[Saved entries]
************

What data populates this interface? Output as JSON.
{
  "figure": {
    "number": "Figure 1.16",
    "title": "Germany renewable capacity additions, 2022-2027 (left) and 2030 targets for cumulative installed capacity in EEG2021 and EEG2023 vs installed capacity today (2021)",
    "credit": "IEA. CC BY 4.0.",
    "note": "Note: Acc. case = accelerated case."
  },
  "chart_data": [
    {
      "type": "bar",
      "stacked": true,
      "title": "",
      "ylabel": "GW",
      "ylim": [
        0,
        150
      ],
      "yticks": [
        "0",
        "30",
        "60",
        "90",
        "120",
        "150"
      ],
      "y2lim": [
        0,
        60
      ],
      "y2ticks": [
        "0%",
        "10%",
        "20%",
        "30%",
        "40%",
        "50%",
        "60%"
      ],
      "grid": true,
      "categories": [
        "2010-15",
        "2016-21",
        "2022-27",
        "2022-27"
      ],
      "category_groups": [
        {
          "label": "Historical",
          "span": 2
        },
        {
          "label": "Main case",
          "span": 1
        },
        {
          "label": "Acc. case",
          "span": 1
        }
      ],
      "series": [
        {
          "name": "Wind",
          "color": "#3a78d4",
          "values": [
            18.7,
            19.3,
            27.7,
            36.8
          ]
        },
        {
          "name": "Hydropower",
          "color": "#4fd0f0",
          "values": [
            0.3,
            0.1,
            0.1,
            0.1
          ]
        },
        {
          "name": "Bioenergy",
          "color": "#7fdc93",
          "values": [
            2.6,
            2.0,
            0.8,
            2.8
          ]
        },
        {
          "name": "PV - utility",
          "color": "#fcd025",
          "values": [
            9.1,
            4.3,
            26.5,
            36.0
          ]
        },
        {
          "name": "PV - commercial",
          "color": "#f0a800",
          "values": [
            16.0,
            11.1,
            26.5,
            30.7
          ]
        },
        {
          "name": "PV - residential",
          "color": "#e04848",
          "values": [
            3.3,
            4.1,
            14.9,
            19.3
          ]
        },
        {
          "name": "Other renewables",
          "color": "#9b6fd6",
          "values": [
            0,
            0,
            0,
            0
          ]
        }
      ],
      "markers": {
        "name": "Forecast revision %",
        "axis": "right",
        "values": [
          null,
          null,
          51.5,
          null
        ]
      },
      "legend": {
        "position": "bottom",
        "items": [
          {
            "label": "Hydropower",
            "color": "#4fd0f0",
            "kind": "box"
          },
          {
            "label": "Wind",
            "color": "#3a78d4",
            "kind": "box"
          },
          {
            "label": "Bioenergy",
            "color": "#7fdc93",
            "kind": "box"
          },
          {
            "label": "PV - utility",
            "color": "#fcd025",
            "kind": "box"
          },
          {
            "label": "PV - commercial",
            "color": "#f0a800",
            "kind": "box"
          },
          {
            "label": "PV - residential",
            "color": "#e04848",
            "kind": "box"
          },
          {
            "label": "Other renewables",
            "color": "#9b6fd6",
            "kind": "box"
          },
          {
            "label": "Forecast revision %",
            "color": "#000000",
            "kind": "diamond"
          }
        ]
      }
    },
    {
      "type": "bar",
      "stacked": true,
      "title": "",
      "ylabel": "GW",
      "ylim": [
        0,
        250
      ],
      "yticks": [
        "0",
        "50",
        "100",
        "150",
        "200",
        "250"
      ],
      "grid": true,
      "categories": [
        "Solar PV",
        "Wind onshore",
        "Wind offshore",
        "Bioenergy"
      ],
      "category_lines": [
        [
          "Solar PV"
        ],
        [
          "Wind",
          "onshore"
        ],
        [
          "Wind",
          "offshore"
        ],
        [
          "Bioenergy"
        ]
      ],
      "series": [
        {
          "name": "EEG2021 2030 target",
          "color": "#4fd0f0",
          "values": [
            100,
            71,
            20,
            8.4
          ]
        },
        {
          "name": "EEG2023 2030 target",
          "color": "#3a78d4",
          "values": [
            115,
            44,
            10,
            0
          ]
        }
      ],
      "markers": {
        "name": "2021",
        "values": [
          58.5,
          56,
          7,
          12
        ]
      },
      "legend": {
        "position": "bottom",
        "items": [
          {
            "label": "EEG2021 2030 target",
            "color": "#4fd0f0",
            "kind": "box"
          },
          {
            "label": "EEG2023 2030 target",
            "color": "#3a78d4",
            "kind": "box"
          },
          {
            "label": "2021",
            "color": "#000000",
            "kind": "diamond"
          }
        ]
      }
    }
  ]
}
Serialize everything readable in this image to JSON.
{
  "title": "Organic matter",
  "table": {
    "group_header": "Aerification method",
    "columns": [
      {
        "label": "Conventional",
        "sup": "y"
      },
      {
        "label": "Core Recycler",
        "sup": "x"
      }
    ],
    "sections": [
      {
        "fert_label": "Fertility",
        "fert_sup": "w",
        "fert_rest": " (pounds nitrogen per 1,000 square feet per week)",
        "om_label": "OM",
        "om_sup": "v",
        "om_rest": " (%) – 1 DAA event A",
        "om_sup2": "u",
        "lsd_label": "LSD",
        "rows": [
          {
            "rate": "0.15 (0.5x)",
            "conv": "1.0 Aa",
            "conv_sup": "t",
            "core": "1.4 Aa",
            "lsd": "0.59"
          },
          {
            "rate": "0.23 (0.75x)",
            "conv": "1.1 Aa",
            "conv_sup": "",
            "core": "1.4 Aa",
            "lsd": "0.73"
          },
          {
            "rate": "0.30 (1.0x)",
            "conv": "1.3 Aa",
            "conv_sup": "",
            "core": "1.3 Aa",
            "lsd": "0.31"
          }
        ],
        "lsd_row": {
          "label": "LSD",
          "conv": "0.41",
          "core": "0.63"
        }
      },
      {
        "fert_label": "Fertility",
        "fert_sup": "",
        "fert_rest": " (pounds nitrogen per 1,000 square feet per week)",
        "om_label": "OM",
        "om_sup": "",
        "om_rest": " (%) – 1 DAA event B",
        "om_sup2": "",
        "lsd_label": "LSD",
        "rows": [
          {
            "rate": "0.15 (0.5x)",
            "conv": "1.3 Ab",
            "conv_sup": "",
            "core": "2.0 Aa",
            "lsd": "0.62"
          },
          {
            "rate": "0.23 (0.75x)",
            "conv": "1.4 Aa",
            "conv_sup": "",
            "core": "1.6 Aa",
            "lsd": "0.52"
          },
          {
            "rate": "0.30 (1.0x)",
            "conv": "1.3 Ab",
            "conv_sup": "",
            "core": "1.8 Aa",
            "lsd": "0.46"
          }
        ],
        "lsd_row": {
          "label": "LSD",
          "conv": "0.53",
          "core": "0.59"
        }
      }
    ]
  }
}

************

**Aim of the task**
Take the entries above and transcribe them exactly.

**Task solution**
What data populates this interface? Output as JSON.
{
  "figure": {
    "number": "Figure 1.16",
    "title": "Germany renewable capacity additions, 2022-2027 (left) and 2030 targets for cumulative installed capacity in EEG2021 and EEG2023 vs installed capacity today (2021)",
    "credit": "IEA. CC BY 4.0.",
    "note": "Note: Acc. case = accelerated case."
  },
  "chart_data": [
    {
      "type": "bar",
      "stacked": true,
      "title": "",
      "ylabel": "GW",
      "ylim": [
        0,
        150
      ],
      "yticks": [
        "0",
        "30",
        "60",
        "90",
        "120",
        "150"
      ],
      "y2lim": [
        0,
        60
      ],
      "y2ticks": [
        "0%",
        "10%",
        "20%",
        "30%",
        "40%",
        "50%",
        "60%"
      ],
      "grid": true,
      "categories": [
        "2010-15",
        "2016-21",
        "2022-27",
        "2022-27"
      ],
      "category_groups": [
        {
          "label": "Historical",
          "span": 2
        },
        {
          "label": "Main case",
          "span": 1
        },
        {
          "label": "Acc. case",
          "span": 1
        }
      ],
      "series": [
        {
          "name": "Wind",
          "color": "#3a78d4",
          "values": [
            18.7,
            19.3,
            27.7,
            36.8
          ]
        },
        {
          "name": "Hydropower",
          "color": "#4fd0f0",
          "values": [
            0.3,
            0.1,
            0.1,
            0.1
          ]
        },
        {
          "name": "Bioenergy",
          "color": "#7fdc93",
          "values": [
            2.6,
            2.0,
            0.8,
            2.8
          ]
        },
        {
          "name": "PV - utility",
          "color": "#fcd025",
          "values": [
            9.1,
            4.3,
            26.5,
            36.0
          ]
        },
        {
          "name": "PV - commercial",
          "color": "#f0a800",
          "values": [
            16.0,
            11.1,
            26.5,
            30.7
          ]
        },
        {
          "name": "PV - residential",
          "color": "#e04848",
          "values": [
            3.3,
            4.1,
            14.9,
            19.3
          ]
        },
        {
          "name": "Other renewables",
          "color": "#9b6fd6",
          "values": [
            0,
            0,
            0,
            0
          ]
        }
      ],
      "markers": {
        "name": "Forecast revision %",
        "axis": "right",
        "values": [
          null,
          null,
          51.5,
          null
        ]
      },
      "legend": {
        "position": "bottom",
        "items": [
          {
            "label": "Hydropower",
            "color": "#4fd0f0",
            "kind": "box"
          },
          {
            "label": "Wind",
            "color": "#3a78d4",
            "kind": "box"
          },
          {
            "label": "Bioenergy",
            "color": "#7fdc93",
            "kind": "box"
          },
          {
            "label": "PV - utility",
            "color": "#fcd025",
            "kind": "box"
          },
          {
            "label": "PV - commercial",
            "color": "#f0a800",
            "kind": "box"
          },
          {
            "label": "PV - residential",
            "color": "#e04848",
            "kind": "box"
          },
          {
            "label": "Other renewables",
            "color": "#9b6fd6",
            "kind": "box"
          },
          {
            "label": "Forecast revision %",
            "color": "#000000",
            "kind": "diamond"
          }
        ]
      }
    },
    {
      "type": "bar",
      "stacked": true,
      "title": "",
      "ylabel": "GW",
      "ylim": [
        0,
        250
      ],
      "yticks": [
        "0",
        "50",
        "100",
        "150",
        "200",
        "250"
      ],
      "grid": true,
      "categories": [
        "Solar PV",
        "Wind onshore",
        "Wind offshore",
        "Bioenergy"
      ],
      "category_lines": [
        [
          "Solar PV"
        ],
        [
          "Wind",
          "onshore"
        ],
        [
          "Wind",
          "offshore"
        ],
        [
          "Bioenergy"
        ]
      ],
      "series": [
        {
          "name": "EEG2021 2030 target",
          "color": "#4fd0f0",
          "values": [
            100,
            71,
            20,
            8.4
          ]
        },
        {
          "name": "EEG2023 2030 target",
          "color": "#3a78d4",
          "values": [
            115,
            44,
            10,
            0
          ]
        }
      ],
      "markers": {
        "name": "2021",
        "values": [
          58.5,
          56,
          7,
          12
        ]
      },
      "legend": {
        "position": "bottom",
        "items": [
          {
            "label": "EEG2021 2030 target",
            "color": "#4fd0f0",
            "kind": "box"
          },
          {
            "label": "EEG2023 2030 target",
            "color": "#3a78d4",
            "kind": "box"
          },
          {
            "label": "2021",
            "color": "#000000",
            "kind": "diamond"
          }
        ]
      }
    }
  ]
}
Serialize everything readable in this image to JSON.
{
  "title": "Organic matter",
  "table": {
    "group_header": "Aerification method",
    "columns": [
      {
        "label": "Conventional",
        "sup": "y"
      },
      {
        "label": "Core Recycler",
        "sup": "x"
      }
    ],
    "sections": [
      {
        "fert_label": "Fertility",
        "fert_sup": "w",
        "fert_rest": " (pounds nitrogen per 1,000 square feet per week)",
        "om_label": "OM",
        "om_sup": "v",
        "om_rest": " (%) – 1 DAA event A",
        "om_sup2": "u",
        "lsd_label": "LSD",
        "rows": [
          {
            "rate": "0.15 (0.5x)",
            "conv": "1.0 Aa",
            "conv_sup": "t",
            "core": "1.4 Aa",
            "lsd": "0.59"
          },
          {
            "rate": "0.23 (0.75x)",
            "conv": "1.1 Aa",
            "conv_sup": "",
            "core": "1.4 Aa",
            "lsd": "0.73"
          },
          {
            "rate": "0.30 (1.0x)",
            "conv": "1.3 Aa",
            "conv_sup": "",
            "core": "1.3 Aa",
            "lsd": "0.31"
          }
        ],
        "lsd_row": {
          "label": "LSD",
          "conv": "0.41",
          "core": "0.63"
        }
      },
      {
        "fert_label": "Fertility",
        "fert_sup": "",
        "fert_rest": " (pounds nitrogen per 1,000 square feet per week)",
        "om_label": "OM",
        "om_sup": "",
        "om_rest": " (%) – 1 DAA event B",
        "om_sup2": "",
        "lsd_label": "LSD",
        "rows": [
          {
            "rate": "0.15 (0.5x)",
            "conv": "1.3 Ab",
            "conv_sup": "",
            "core": "2.0 Aa",
            "lsd": "0.62"
          },
          {
            "rate": "0.23 (0.75x)",
            "conv": "1.4 Aa",
            "conv_sup": "",
            "core": "1.6 Aa",
            "lsd": "0.52"
          },
          {
            "rate": "0.30 (1.0x)",
            "conv": "1.3 Ab",
            "conv_sup": "",
            "core": "1.8 Aa",
            "lsd": "0.46"
          }
        ],
        "lsd_row": {
          "label": "LSD",
          "conv": "0.53",
          "core": "0.59"
        }
      }
    ]
  }
}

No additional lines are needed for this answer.